* _What is being asked_:
Find each line with the word "почте" and state how many there are, nothing more.

· · · ·

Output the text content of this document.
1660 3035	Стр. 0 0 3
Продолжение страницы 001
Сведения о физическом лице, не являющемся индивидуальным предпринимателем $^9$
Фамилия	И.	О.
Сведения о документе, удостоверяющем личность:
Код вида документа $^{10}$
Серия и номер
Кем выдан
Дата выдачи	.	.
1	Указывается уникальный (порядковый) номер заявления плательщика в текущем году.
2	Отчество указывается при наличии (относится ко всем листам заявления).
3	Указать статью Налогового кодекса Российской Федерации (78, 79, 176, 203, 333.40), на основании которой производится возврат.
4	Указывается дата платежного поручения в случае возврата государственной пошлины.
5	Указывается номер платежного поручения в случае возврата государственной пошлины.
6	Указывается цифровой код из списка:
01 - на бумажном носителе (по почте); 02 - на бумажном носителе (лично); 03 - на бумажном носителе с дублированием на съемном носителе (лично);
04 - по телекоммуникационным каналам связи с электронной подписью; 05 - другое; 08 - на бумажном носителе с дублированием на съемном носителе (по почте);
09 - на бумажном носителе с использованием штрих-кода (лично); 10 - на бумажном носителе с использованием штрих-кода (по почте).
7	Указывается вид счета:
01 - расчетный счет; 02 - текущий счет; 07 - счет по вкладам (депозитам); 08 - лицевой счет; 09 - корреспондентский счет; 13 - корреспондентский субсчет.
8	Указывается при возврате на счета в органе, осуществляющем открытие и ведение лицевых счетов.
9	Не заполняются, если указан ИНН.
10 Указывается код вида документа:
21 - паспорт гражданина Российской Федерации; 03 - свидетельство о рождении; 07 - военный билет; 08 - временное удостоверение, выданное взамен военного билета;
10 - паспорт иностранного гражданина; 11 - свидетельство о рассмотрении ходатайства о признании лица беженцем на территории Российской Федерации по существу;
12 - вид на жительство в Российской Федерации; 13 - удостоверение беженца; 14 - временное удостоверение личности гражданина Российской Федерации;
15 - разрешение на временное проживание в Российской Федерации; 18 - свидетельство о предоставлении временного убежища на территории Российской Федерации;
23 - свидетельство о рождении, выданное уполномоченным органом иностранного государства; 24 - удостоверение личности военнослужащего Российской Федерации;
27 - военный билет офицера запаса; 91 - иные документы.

· · · ·

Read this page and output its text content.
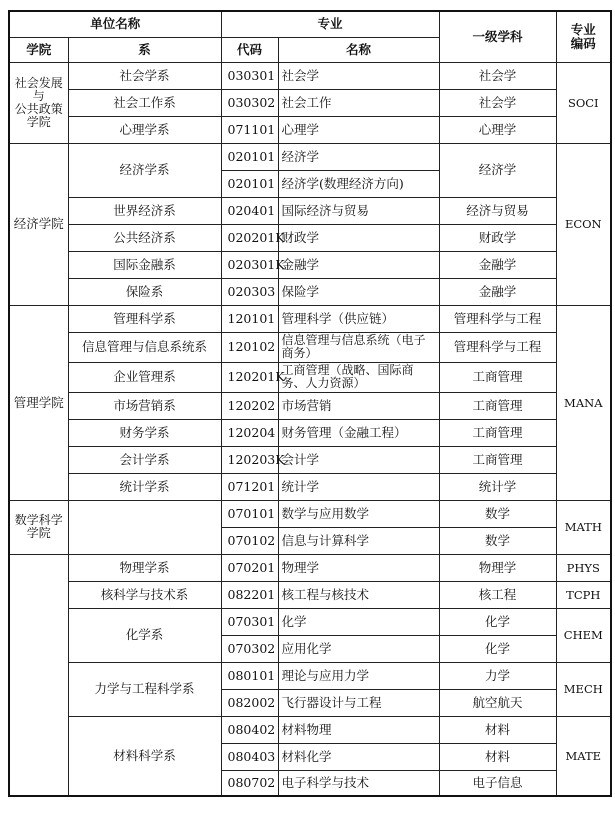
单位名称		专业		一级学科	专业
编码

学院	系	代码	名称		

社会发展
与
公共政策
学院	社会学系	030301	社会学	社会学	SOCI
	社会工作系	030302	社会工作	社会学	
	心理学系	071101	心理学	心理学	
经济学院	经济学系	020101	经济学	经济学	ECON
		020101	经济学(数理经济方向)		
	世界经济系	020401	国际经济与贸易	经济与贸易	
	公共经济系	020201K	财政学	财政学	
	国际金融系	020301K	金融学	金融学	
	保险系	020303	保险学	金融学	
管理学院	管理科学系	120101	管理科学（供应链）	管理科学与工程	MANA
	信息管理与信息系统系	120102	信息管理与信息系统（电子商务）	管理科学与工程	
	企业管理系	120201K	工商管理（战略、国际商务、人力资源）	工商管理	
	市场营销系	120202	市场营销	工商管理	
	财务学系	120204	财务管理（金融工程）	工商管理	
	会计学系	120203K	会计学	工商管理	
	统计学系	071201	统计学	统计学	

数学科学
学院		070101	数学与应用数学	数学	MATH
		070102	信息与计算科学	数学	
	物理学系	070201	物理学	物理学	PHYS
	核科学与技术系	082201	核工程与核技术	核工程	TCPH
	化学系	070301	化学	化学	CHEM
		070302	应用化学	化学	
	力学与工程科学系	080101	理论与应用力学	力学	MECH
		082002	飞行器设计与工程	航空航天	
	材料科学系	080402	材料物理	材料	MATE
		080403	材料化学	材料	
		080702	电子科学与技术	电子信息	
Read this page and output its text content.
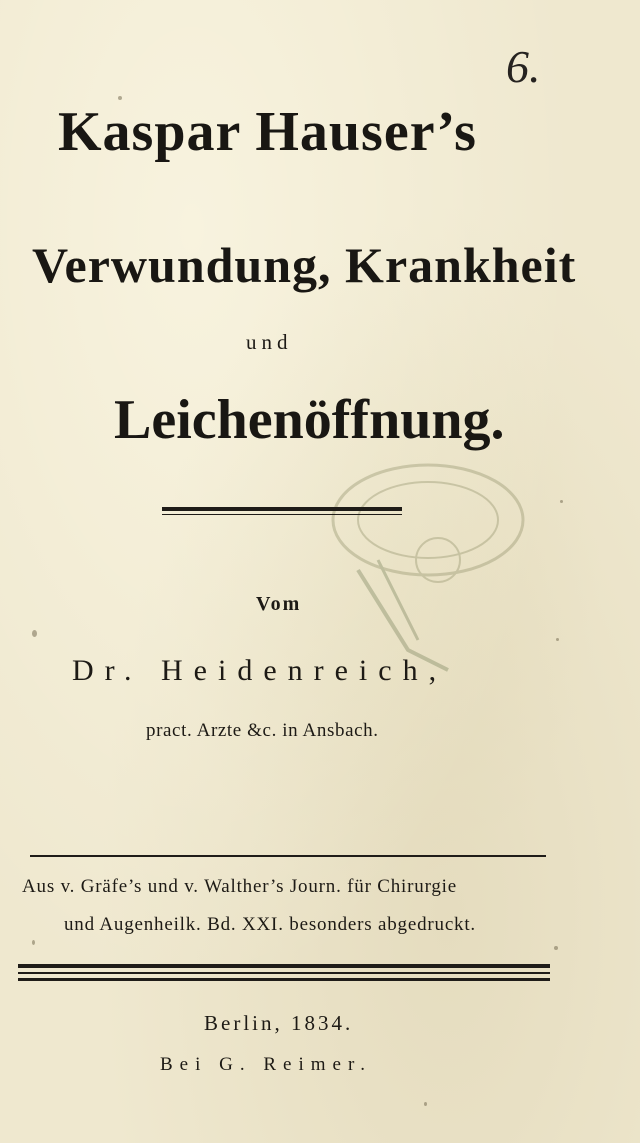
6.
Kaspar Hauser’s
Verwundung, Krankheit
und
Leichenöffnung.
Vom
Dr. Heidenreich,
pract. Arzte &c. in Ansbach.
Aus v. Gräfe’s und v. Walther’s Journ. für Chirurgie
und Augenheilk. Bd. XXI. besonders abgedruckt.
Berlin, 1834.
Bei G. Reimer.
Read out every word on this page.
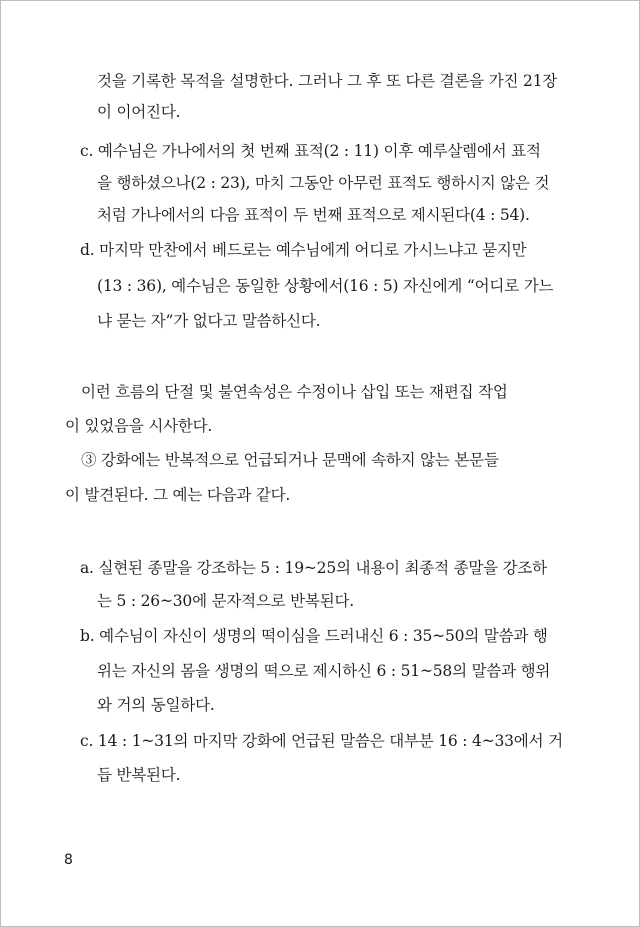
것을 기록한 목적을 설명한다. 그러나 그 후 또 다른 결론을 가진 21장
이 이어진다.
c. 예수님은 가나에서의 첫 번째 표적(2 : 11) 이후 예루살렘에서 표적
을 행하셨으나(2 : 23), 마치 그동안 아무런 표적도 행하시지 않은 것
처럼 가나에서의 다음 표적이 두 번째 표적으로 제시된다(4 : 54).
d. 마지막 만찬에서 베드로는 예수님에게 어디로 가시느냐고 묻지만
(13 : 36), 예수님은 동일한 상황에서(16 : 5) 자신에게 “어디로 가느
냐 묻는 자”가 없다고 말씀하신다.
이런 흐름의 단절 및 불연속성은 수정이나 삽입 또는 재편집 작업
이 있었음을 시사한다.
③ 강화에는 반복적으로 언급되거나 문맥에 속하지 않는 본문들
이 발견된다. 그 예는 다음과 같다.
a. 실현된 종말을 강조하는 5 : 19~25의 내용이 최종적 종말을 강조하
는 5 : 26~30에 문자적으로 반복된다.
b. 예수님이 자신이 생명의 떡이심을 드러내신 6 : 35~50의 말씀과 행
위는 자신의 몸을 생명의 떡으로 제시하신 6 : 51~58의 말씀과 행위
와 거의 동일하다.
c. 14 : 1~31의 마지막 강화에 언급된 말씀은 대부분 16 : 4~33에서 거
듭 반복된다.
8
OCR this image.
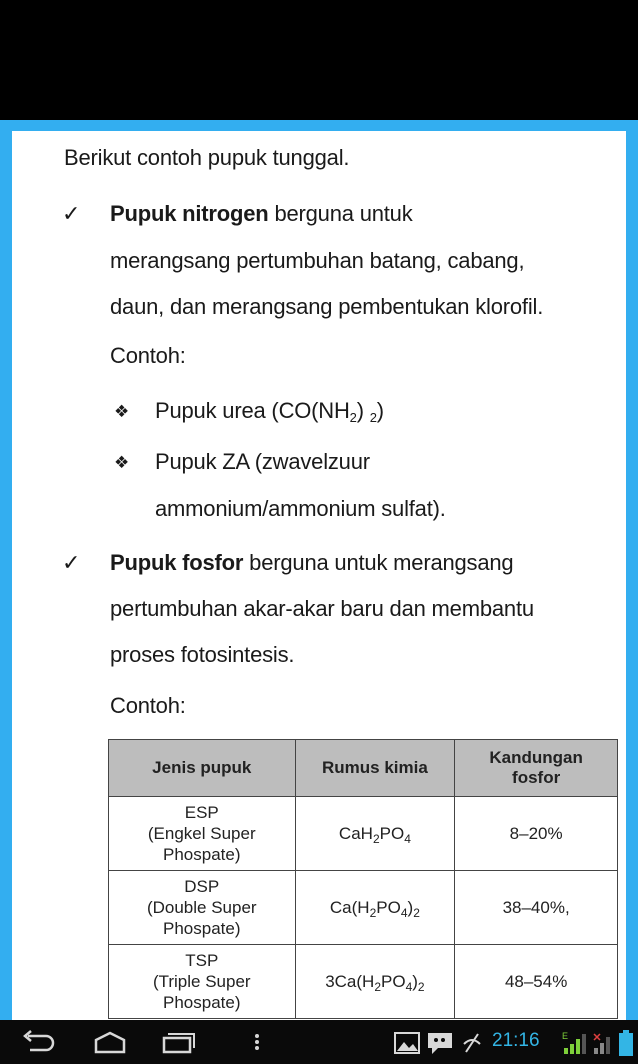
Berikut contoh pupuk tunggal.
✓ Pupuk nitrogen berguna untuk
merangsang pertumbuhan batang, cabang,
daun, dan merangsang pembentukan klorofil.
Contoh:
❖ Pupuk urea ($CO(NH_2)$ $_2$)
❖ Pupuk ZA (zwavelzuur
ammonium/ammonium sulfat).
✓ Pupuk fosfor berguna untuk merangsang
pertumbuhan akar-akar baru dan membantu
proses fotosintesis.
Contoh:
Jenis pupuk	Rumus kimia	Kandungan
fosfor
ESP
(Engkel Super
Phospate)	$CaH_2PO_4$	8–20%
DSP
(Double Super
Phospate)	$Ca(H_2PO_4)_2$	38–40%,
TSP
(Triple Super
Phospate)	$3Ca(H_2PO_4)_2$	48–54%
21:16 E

· · · ·

* _Reply_:
3